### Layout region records
☆ ☆ ☆ ☆

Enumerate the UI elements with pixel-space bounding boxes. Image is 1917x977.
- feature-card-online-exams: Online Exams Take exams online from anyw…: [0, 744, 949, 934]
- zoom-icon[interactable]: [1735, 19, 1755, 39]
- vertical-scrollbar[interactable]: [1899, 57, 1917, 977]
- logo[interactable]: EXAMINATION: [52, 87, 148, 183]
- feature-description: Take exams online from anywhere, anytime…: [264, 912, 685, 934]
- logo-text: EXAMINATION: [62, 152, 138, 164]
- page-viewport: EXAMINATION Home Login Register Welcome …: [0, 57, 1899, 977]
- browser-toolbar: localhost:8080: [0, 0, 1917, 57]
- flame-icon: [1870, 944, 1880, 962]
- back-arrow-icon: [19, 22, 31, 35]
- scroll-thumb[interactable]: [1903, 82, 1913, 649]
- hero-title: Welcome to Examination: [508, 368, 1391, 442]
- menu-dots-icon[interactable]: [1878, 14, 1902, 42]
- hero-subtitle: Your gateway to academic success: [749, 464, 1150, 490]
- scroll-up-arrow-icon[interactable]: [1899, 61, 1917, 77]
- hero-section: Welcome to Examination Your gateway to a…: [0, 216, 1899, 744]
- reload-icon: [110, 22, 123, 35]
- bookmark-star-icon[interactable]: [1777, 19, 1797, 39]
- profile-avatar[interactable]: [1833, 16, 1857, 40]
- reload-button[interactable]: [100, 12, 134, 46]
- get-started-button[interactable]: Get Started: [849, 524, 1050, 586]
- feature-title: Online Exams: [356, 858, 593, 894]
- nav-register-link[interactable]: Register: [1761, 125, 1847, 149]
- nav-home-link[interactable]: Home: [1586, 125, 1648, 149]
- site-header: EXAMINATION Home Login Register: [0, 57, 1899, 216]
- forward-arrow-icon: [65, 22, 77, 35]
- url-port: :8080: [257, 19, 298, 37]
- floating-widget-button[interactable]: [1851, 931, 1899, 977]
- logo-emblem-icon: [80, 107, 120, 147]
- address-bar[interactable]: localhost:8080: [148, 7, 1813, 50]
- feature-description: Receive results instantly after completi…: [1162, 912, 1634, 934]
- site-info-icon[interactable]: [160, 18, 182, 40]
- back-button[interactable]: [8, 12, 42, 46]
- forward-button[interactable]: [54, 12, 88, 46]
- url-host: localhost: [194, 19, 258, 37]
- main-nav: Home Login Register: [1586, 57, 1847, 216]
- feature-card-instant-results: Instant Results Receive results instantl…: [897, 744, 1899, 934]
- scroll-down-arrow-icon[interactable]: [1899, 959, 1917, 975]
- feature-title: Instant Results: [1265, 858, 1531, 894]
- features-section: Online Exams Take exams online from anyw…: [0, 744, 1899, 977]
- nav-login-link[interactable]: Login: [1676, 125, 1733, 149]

☆ ☆ ☆ ☆

### Work to be completed
Reproduce, character for character, the lines from the first line of the records through the line containing "- vertical-scrollbar[interactable]: [1899, 57, 1917, 977]", including both of those lines.

### Solution for this exercise
Enumerate the UI elements with pixel-space bounding boxes. Image is 1917x977.
- feature-card-online-exams: Online Exams Take exams online from anyw…: [0, 744, 949, 934]
- zoom-icon[interactable]: [1735, 19, 1755, 39]
- vertical-scrollbar[interactable]: [1899, 57, 1917, 977]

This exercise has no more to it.